• _Requirements_
Copy out all lines with the word "name" in them.

• _Extracted records_
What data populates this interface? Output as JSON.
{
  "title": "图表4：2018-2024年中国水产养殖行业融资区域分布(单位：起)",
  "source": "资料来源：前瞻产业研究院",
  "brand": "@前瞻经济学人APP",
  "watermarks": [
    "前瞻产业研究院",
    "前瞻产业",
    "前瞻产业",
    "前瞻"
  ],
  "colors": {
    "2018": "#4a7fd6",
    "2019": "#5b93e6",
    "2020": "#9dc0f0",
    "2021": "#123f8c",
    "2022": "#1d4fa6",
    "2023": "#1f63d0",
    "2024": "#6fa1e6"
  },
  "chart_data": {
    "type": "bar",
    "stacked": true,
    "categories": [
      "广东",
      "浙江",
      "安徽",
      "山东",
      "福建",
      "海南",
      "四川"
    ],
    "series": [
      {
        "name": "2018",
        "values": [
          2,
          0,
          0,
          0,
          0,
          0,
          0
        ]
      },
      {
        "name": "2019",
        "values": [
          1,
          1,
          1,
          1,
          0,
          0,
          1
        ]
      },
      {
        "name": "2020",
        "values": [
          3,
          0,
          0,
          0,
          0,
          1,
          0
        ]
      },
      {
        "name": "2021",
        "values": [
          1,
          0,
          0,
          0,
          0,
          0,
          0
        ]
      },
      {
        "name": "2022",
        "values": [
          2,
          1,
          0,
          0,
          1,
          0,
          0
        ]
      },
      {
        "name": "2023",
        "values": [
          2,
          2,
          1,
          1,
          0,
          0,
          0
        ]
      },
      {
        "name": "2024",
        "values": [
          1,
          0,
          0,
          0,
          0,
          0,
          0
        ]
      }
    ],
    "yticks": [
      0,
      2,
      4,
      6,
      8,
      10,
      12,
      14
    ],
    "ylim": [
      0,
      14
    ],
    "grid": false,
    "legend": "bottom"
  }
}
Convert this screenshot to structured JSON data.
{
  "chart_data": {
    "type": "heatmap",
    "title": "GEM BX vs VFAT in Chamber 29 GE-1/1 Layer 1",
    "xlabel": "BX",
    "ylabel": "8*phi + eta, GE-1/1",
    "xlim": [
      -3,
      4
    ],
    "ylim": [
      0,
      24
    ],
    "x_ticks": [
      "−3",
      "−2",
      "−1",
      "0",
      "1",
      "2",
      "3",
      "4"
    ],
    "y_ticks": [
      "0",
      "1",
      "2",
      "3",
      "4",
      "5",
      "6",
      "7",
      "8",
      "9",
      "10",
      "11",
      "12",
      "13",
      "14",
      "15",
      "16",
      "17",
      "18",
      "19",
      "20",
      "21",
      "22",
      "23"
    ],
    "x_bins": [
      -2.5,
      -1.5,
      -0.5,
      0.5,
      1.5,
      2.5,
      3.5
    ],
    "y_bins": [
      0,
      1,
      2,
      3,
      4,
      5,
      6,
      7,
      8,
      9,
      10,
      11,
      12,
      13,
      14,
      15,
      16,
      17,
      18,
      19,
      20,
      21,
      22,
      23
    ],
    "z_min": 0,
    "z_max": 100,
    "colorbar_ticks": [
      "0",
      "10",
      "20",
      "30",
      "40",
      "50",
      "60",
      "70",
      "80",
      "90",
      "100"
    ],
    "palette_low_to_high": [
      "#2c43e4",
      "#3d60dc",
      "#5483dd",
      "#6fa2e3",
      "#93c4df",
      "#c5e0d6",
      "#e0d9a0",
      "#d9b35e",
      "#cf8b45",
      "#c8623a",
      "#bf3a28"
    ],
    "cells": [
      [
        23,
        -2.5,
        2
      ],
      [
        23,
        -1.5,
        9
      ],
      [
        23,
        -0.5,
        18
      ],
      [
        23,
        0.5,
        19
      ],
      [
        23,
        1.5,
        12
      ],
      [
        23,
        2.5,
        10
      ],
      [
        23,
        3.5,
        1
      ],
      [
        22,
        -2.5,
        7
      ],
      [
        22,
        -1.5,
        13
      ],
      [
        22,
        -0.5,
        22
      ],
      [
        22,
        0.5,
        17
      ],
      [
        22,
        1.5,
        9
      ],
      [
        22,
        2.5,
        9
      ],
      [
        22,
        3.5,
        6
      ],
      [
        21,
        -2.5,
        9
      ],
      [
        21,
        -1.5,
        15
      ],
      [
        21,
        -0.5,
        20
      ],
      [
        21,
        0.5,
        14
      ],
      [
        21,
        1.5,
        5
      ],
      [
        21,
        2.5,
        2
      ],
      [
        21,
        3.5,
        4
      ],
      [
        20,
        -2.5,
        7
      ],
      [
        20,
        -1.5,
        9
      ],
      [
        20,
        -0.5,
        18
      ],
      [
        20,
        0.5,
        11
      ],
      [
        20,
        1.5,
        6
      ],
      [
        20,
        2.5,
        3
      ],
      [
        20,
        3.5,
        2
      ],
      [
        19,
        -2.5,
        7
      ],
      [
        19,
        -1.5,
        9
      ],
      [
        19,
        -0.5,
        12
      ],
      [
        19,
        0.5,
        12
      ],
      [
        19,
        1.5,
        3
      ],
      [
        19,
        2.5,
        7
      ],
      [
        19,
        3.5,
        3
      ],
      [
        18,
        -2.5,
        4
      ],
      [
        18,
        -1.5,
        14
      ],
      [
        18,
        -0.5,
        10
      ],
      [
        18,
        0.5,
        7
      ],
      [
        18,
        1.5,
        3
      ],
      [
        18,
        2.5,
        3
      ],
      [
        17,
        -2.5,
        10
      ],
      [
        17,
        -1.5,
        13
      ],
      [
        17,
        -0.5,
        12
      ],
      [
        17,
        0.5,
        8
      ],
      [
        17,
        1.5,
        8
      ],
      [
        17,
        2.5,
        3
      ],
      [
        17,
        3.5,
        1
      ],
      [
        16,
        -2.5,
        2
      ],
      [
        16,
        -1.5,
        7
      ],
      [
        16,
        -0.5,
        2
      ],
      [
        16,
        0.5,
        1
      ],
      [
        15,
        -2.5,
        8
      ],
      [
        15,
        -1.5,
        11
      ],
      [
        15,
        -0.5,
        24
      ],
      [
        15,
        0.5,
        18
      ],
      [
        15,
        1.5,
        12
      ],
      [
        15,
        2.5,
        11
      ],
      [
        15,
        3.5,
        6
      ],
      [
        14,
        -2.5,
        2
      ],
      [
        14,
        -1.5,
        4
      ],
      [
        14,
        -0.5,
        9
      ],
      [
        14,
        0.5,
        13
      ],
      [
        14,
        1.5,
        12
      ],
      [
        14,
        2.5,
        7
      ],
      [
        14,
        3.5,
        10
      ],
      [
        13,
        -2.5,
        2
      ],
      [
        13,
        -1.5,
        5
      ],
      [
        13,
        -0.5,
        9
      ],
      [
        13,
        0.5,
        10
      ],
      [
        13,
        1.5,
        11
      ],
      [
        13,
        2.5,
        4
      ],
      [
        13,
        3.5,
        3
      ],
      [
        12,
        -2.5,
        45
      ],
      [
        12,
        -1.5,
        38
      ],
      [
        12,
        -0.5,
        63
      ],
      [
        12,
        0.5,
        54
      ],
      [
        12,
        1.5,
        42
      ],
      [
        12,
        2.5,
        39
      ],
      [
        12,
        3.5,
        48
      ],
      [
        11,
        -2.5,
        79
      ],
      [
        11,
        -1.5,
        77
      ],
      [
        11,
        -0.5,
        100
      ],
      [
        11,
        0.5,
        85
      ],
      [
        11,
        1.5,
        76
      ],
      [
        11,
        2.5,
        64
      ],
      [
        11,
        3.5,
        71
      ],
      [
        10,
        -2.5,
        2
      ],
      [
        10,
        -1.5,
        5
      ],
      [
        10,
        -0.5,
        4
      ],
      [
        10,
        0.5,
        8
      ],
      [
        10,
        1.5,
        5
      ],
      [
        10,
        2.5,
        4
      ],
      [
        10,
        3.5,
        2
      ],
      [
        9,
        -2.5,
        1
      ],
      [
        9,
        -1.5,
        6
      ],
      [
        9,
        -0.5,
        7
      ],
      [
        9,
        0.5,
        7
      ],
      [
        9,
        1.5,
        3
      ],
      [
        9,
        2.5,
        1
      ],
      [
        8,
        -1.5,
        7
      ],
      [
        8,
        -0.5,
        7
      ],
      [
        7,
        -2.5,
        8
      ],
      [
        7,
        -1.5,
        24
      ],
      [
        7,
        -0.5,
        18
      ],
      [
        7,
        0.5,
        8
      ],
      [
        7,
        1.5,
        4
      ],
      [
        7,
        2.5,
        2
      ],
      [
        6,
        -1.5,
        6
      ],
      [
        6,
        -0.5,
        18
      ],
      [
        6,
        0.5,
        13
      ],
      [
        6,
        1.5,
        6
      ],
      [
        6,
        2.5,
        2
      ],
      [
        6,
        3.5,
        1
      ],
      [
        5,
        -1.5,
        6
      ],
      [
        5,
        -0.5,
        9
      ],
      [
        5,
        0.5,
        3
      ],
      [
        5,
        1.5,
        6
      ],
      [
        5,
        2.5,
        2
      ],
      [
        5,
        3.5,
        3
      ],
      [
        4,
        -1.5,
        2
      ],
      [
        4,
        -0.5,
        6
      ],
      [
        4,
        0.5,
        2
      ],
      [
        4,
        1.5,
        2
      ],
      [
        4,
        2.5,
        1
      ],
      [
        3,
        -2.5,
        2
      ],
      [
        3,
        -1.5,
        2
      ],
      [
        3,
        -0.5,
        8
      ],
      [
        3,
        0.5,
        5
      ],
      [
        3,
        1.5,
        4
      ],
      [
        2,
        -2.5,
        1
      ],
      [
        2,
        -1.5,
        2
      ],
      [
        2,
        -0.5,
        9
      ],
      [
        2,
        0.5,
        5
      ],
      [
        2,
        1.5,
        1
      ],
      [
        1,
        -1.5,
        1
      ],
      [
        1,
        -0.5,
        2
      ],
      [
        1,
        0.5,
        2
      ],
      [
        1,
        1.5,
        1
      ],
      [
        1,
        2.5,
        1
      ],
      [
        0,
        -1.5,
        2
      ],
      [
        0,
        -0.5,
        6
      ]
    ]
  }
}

• _Task output_
        "name": "2018",
        "name": "2019",
        "name": "2020",
        "name": "2021",
        "name": "2022",
        "name": "2023",
        "name": "2024",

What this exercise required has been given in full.